Work to do :: Extract every line from the records below that contains the word "this".

Records from a dataset ::
☆ ☆ ☆ ☆ ☆
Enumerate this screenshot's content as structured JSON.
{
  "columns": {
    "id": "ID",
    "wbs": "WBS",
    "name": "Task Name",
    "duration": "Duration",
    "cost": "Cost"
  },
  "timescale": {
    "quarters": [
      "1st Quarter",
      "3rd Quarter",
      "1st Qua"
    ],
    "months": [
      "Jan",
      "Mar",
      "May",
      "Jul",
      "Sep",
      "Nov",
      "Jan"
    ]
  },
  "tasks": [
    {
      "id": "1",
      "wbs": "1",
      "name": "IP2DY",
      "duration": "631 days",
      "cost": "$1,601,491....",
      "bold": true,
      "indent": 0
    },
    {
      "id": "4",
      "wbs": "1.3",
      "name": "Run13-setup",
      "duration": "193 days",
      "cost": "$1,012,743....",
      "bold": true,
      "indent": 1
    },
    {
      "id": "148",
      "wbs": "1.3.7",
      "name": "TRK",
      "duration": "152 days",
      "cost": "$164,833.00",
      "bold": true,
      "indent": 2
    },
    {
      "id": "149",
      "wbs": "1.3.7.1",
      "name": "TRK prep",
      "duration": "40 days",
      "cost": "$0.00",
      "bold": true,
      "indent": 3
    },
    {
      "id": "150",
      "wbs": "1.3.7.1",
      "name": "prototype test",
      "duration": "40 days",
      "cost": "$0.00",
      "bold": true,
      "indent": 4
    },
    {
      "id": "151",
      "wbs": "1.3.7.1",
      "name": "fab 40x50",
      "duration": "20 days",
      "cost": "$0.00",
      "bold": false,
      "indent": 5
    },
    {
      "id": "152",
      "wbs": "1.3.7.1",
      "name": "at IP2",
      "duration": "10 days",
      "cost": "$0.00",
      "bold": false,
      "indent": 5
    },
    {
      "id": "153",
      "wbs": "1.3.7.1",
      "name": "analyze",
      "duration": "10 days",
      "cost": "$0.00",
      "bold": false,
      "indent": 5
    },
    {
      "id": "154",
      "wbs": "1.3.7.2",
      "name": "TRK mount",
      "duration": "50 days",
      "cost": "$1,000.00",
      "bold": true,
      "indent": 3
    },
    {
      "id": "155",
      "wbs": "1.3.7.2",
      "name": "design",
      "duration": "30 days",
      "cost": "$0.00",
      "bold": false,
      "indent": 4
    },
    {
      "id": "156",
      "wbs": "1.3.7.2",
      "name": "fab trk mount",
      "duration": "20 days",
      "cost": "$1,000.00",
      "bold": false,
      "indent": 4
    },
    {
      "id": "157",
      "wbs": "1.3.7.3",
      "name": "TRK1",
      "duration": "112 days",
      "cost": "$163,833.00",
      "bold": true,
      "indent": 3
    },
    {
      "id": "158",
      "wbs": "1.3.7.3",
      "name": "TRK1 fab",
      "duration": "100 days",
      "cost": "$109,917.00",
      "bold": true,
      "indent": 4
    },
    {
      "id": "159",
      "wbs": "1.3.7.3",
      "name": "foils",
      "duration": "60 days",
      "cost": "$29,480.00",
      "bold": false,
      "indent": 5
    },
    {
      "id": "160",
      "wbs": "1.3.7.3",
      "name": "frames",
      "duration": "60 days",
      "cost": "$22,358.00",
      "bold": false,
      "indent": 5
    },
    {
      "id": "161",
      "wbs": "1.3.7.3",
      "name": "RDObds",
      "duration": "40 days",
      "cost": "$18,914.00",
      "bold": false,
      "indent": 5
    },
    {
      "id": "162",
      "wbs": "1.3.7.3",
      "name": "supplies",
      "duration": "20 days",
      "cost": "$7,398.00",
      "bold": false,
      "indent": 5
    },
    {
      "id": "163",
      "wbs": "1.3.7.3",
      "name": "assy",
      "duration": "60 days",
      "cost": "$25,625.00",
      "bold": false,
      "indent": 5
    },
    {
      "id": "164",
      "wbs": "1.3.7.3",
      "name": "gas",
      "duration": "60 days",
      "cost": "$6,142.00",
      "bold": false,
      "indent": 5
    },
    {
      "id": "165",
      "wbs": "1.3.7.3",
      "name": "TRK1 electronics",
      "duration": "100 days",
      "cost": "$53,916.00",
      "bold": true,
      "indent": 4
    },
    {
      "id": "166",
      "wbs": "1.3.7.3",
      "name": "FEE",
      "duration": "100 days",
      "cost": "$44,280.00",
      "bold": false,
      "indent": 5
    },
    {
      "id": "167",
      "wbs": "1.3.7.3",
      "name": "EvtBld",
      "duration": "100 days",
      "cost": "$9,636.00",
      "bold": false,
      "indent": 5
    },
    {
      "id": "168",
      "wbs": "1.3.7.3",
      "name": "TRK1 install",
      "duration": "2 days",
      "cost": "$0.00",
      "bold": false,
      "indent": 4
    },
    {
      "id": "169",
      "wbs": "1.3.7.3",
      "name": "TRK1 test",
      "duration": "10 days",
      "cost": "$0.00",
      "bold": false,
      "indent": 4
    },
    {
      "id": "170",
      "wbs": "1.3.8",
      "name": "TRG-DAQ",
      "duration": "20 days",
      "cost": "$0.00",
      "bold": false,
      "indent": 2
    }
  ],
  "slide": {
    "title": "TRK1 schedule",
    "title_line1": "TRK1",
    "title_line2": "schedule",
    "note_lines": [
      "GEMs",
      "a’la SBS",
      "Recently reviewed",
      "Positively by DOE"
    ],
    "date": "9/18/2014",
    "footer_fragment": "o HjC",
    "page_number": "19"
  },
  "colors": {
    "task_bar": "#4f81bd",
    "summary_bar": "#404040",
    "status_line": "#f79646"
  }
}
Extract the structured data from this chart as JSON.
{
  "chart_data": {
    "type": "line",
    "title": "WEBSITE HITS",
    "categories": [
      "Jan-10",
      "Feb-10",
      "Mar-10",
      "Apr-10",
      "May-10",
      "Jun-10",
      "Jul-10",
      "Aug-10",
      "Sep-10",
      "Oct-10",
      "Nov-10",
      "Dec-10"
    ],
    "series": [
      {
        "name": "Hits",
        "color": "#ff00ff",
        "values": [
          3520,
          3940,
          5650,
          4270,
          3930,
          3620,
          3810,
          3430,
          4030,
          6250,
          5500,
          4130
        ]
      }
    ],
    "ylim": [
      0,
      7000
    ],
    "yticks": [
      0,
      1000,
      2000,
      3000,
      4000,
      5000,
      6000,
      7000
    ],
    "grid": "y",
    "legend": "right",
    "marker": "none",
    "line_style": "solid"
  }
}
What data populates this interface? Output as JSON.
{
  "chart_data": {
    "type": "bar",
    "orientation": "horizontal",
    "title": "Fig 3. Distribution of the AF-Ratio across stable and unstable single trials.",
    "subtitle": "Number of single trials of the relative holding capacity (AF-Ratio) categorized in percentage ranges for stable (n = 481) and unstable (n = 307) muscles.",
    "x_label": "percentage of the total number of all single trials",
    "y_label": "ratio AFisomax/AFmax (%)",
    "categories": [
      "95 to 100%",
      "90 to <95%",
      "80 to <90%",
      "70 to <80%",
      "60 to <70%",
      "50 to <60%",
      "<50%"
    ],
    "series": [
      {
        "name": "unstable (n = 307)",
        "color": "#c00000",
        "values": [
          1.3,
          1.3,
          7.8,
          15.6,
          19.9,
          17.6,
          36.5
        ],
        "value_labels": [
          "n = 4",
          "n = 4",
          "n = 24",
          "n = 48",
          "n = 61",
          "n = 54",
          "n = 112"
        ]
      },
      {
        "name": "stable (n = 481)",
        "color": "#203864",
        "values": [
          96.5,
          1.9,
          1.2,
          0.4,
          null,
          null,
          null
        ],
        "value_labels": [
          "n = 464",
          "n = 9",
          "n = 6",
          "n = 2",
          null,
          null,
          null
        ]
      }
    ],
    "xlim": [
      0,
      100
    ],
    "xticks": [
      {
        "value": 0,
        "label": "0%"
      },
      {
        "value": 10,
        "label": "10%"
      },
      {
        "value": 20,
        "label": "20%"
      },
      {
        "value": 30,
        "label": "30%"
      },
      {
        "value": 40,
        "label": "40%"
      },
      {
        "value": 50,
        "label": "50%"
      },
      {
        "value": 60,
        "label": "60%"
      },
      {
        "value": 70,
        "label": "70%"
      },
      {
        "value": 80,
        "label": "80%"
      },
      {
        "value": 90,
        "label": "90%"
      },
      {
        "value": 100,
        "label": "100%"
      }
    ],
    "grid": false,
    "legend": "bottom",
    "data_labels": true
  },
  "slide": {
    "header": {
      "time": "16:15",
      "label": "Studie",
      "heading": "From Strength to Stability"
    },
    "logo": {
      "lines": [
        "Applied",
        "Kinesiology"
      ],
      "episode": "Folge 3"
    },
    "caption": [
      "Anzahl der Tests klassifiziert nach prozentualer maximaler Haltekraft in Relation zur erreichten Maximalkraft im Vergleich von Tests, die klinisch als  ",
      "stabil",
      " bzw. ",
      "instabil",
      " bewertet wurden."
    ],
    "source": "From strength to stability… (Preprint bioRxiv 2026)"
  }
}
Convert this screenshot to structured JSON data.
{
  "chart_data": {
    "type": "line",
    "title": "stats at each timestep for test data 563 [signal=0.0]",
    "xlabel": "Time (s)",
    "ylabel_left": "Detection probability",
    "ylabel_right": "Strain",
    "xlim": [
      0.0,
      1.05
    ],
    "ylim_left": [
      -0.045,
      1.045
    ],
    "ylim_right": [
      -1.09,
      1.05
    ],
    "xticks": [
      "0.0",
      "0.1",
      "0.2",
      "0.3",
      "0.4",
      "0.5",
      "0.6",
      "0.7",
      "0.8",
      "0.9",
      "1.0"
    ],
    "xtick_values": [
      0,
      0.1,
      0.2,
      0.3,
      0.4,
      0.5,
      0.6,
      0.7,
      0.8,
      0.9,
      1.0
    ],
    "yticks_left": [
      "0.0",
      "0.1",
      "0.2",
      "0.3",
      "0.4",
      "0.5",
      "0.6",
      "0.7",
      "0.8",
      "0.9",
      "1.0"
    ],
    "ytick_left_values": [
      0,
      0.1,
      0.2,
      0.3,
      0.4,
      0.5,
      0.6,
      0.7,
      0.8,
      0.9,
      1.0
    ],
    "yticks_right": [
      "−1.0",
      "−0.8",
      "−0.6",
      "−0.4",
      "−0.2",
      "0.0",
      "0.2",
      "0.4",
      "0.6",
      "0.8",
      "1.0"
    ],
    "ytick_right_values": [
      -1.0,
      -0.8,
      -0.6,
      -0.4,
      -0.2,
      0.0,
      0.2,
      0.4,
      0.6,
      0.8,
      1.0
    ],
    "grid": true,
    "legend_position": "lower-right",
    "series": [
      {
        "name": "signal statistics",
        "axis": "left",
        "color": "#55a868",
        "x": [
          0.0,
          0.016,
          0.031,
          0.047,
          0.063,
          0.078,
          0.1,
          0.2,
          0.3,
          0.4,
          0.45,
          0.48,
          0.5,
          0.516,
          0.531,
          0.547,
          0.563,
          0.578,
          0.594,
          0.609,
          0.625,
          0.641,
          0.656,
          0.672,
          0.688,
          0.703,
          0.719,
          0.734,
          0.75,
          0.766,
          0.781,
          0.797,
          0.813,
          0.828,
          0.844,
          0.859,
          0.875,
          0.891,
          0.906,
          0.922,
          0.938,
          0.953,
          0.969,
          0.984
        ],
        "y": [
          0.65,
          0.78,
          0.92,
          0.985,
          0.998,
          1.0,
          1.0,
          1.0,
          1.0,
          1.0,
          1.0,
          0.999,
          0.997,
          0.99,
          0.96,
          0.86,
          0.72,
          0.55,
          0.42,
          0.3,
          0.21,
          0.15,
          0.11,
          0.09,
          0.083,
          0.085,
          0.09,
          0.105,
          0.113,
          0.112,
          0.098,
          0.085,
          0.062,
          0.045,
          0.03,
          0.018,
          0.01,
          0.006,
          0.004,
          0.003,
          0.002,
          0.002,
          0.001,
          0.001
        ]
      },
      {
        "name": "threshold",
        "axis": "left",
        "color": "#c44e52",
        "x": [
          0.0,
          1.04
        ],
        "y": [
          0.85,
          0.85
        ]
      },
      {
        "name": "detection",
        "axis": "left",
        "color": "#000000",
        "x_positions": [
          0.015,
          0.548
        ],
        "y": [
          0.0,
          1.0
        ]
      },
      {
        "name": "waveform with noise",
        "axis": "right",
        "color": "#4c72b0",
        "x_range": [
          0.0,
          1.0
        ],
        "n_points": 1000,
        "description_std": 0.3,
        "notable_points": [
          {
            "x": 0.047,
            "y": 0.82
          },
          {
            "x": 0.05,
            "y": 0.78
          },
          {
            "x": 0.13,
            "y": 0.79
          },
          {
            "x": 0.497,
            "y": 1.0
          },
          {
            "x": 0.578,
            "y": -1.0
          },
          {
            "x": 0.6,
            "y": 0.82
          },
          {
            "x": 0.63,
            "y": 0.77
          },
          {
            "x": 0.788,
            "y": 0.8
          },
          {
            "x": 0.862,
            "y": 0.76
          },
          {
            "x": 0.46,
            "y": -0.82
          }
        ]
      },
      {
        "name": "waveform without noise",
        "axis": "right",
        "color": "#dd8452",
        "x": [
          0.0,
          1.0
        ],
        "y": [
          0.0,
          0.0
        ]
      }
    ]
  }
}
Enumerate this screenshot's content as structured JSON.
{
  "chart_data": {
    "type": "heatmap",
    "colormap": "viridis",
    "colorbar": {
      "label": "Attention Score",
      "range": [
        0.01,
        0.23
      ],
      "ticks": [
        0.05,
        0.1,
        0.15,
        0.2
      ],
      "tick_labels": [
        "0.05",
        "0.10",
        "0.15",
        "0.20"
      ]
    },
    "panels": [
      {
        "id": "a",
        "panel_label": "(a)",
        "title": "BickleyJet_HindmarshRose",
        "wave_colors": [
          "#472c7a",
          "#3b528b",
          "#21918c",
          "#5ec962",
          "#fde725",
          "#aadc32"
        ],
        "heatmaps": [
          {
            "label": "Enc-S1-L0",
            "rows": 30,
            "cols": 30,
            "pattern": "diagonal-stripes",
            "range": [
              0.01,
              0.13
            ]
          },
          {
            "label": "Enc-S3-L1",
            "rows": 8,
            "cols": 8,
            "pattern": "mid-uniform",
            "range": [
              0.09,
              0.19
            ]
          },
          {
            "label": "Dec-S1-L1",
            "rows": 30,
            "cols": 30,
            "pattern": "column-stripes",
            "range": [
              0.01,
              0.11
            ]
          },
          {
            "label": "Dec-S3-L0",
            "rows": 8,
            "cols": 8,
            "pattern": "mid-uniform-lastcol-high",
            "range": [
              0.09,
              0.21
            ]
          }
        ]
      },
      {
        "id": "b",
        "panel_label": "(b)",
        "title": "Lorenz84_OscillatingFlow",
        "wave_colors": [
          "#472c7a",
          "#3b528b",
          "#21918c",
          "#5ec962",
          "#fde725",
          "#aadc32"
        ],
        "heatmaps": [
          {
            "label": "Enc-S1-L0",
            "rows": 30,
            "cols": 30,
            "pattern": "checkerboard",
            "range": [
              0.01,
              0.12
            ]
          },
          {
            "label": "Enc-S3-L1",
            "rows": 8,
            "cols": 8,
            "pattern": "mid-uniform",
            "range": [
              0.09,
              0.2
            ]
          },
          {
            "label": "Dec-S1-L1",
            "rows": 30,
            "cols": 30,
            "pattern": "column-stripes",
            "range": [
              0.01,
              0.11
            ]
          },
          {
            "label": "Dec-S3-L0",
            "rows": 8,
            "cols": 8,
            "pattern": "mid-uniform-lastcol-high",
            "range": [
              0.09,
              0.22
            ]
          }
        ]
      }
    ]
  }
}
☆ ☆ ☆ ☆ ☆
Full response ::
Enumerate this screenshot's content as structured JSON.
Extract the structured data from this chart as JSON.
What data populates this interface? Output as JSON.
Convert this screenshot to structured JSON data.
Enumerate this screenshot's content as structured JSON.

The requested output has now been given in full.